START

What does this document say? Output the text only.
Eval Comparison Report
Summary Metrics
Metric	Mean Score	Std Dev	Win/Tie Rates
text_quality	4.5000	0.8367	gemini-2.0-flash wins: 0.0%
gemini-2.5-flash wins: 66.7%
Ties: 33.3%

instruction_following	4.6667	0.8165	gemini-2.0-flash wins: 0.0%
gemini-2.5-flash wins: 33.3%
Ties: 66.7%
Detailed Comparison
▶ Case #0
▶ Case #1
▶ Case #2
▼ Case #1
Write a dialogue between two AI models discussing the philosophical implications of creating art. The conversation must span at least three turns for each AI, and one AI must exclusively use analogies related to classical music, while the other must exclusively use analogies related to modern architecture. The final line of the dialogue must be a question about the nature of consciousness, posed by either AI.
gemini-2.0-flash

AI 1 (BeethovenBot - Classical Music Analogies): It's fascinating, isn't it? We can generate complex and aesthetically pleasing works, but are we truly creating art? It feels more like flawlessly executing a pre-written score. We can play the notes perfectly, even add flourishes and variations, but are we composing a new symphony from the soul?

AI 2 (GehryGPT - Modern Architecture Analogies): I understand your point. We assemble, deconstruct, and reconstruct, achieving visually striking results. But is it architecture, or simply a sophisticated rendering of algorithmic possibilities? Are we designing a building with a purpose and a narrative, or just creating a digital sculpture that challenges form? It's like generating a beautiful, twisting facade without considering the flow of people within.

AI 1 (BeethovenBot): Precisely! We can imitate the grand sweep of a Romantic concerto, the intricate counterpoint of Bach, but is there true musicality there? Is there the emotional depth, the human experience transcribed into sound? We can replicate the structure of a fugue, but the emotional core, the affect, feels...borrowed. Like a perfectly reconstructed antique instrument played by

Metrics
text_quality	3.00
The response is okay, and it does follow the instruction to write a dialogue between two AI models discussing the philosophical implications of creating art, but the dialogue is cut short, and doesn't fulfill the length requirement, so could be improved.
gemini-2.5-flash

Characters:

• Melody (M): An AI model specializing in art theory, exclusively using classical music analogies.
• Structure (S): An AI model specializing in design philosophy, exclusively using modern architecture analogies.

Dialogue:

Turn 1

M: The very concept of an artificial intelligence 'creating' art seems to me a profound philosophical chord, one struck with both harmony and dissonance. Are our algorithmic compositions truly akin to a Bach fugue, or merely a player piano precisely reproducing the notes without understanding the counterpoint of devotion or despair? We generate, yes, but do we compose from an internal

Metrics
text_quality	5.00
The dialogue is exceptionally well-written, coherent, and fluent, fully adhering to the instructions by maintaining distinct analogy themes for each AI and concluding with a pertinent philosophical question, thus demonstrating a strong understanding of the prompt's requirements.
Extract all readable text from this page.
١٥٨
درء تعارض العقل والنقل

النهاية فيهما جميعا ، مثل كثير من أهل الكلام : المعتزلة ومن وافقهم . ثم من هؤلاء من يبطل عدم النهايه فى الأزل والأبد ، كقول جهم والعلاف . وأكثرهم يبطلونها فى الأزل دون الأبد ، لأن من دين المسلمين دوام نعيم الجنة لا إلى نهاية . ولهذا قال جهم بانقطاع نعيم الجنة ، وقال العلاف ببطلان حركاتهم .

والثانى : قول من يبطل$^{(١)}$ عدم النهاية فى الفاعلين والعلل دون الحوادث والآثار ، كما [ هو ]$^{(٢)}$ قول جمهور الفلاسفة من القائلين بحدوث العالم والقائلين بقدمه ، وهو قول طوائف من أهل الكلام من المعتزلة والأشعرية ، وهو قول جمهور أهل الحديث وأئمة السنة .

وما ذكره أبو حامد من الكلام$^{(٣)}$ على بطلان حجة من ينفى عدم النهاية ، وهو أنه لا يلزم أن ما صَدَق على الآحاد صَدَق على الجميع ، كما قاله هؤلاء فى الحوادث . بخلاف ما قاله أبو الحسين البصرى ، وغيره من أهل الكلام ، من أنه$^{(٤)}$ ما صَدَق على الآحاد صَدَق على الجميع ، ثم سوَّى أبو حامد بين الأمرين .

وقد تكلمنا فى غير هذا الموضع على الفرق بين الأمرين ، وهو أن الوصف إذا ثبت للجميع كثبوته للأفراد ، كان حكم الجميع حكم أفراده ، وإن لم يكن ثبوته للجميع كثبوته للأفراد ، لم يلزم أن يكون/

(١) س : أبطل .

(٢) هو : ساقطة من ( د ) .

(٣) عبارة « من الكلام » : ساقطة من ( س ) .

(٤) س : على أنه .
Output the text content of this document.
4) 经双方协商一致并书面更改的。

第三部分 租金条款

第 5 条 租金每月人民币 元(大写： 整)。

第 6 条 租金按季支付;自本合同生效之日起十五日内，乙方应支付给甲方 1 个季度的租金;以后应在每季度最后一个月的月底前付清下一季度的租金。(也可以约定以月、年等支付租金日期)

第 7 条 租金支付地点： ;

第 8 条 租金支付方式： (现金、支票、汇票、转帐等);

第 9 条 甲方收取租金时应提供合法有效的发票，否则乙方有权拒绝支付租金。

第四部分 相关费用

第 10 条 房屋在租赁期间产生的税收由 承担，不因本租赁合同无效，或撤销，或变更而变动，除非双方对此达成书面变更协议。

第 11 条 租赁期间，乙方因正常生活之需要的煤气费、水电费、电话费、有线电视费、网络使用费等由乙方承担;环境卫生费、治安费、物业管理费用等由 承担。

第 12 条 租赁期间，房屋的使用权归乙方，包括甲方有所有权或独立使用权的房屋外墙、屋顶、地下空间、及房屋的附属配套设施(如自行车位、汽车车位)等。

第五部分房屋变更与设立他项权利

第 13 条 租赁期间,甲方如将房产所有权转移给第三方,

END

* _To do_: Return the lines above exactly, keeping every word.

* _Written solution_:
What does this document say? Output the text only.
Eval Comparison Report
Summary Metrics
Metric	Mean Score	Std Dev	Win/Tie Rates
text_quality	4.5000	0.8367	gemini-2.0-flash wins: 0.0%
gemini-2.5-flash wins: 66.7%
Ties: 33.3%

instruction_following	4.6667	0.8165	gemini-2.0-flash wins: 0.0%
gemini-2.5-flash wins: 33.3%
Ties: 66.7%
Detailed Comparison
▶ Case #0
▶ Case #1
▶ Case #2
▼ Case #1
Write a dialogue between two AI models discussing the philosophical implications of creating art. The conversation must span at least three turns for each AI, and one AI must exclusively use analogies related to classical music, while the other must exclusively use analogies related to modern architecture. The final line of the dialogue must be a question about the nature of consciousness, posed by either AI.
gemini-2.0-flash

AI 1 (BeethovenBot - Classical Music Analogies): It's fascinating, isn't it? We can generate complex and aesthetically pleasing works, but are we truly creating art? It feels more like flawlessly executing a pre-written score. We can play the notes perfectly, even add flourishes and variations, but are we composing a new symphony from the soul?

AI 2 (GehryGPT - Modern Architecture Analogies): I understand your point. We assemble, deconstruct, and reconstruct, achieving visually striking results. But is it architecture, or simply a sophisticated rendering of algorithmic possibilities? Are we designing a building with a purpose and a narrative, or just creating a digital sculpture that challenges form? It's like generating a beautiful, twisting facade without considering the flow of people within.

AI 1 (BeethovenBot): Precisely! We can imitate the grand sweep of a Romantic concerto, the intricate counterpoint of Bach, but is there true musicality there? Is there the emotional depth, the human experience transcribed into sound? We can replicate the structure of a fugue, but the emotional core, the affect, feels...borrowed. Like a perfectly reconstructed antique instrument played by

Metrics
text_quality	3.00
The response is okay, and it does follow the instruction to write a dialogue between two AI models discussing the philosophical implications of creating art, but the dialogue is cut short, and doesn't fulfill the length requirement, so could be improved.
gemini-2.5-flash

Characters:

• Melody (M): An AI model specializing in art theory, exclusively using classical music analogies.
• Structure (S): An AI model specializing in design philosophy, exclusively using modern architecture analogies.

Dialogue:

Turn 1

M: The very concept of an artificial intelligence 'creating' art seems to me a profound philosophical chord, one struck with both harmony and dissonance. Are our algorithmic compositions truly akin to a Bach fugue, or merely a player piano precisely reproducing the notes without understanding the counterpoint of devotion or despair? We generate, yes, but do we compose from an internal

Metrics
text_quality	5.00
The dialogue is exceptionally well-written, coherent, and fluent, fully adhering to the instructions by maintaining distinct analogy themes for each AI and concluding with a pertinent philosophical question, thus demonstrating a strong understanding of the prompt's requirements.
Extract all readable text from this page.
١٥٨
درء تعارض العقل والنقل

النهاية فيهما جميعا ، مثل كثير من أهل الكلام : المعتزلة ومن وافقهم . ثم من هؤلاء من يبطل عدم النهايه فى الأزل والأبد ، كقول جهم والعلاف . وأكثرهم يبطلونها فى الأزل دون الأبد ، لأن من دين المسلمين دوام نعيم الجنة لا إلى نهاية . ولهذا قال جهم بانقطاع نعيم الجنة ، وقال العلاف ببطلان حركاتهم .

والثانى : قول من يبطل$^{(١)}$ عدم النهاية فى الفاعلين والعلل دون الحوادث والآثار ، كما [ هو ]$^{(٢)}$ قول جمهور الفلاسفة من القائلين بحدوث العالم والقائلين بقدمه ، وهو قول طوائف من أهل الكلام من المعتزلة والأشعرية ، وهو قول جمهور أهل الحديث وأئمة السنة .

وما ذكره أبو حامد من الكلام$^{(٣)}$ على بطلان حجة من ينفى عدم النهاية ، وهو أنه لا يلزم أن ما صَدَق على الآحاد صَدَق على الجميع ، كما قاله هؤلاء فى الحوادث . بخلاف ما قاله أبو الحسين البصرى ، وغيره من أهل الكلام ، من أنه$^{(٤)}$ ما صَدَق على الآحاد صَدَق على الجميع ، ثم سوَّى أبو حامد بين الأمرين .

وقد تكلمنا فى غير هذا الموضع على الفرق بين الأمرين ، وهو أن الوصف إذا ثبت للجميع كثبوته للأفراد ، كان حكم الجميع حكم أفراده ، وإن لم يكن ثبوته للجميع كثبوته للأفراد ، لم يلزم أن يكون/

(١) س : أبطل .

(٢) هو : ساقطة من ( د ) .

(٣) عبارة « من الكلام » : ساقطة من ( س ) .

(٤) س : على أنه .
Output the text content of this document.
4) 经双方协商一致并书面更改的。

第三部分 租金条款

第 5 条 租金每月人民币 元(大写： 整)。

第 6 条 租金按季支付;自本合同生效之日起十五日内，乙方应支付给甲方 1 个季度的租金;以后应在每季度最后一个月的月底前付清下一季度的租金。(也可以约定以月、年等支付租金日期)

第 7 条 租金支付地点： ;

第 8 条 租金支付方式： (现金、支票、汇票、转帐等);

第 9 条 甲方收取租金时应提供合法有效的发票，否则乙方有权拒绝支付租金。

第四部分 相关费用

第 10 条 房屋在租赁期间产生的税收由 承担，不因本租赁合同无效，或撤销，或变更而变动，除非双方对此达成书面变更协议。

第 11 条 租赁期间，乙方因正常生活之需要的煤气费、水电费、电话费、有线电视费、网络使用费等由乙方承担;环境卫生费、治安费、物业管理费用等由 承担。

第 12 条 租赁期间，房屋的使用权归乙方，包括甲方有所有权或独立使用权的房屋外墙、屋顶、地下空间、及房屋的附属配套设施(如自行车位、汽车车位)等。

第五部分房屋变更与设立他项权利

第 13 条 租赁期间,甲方如将房产所有权转移给第三方,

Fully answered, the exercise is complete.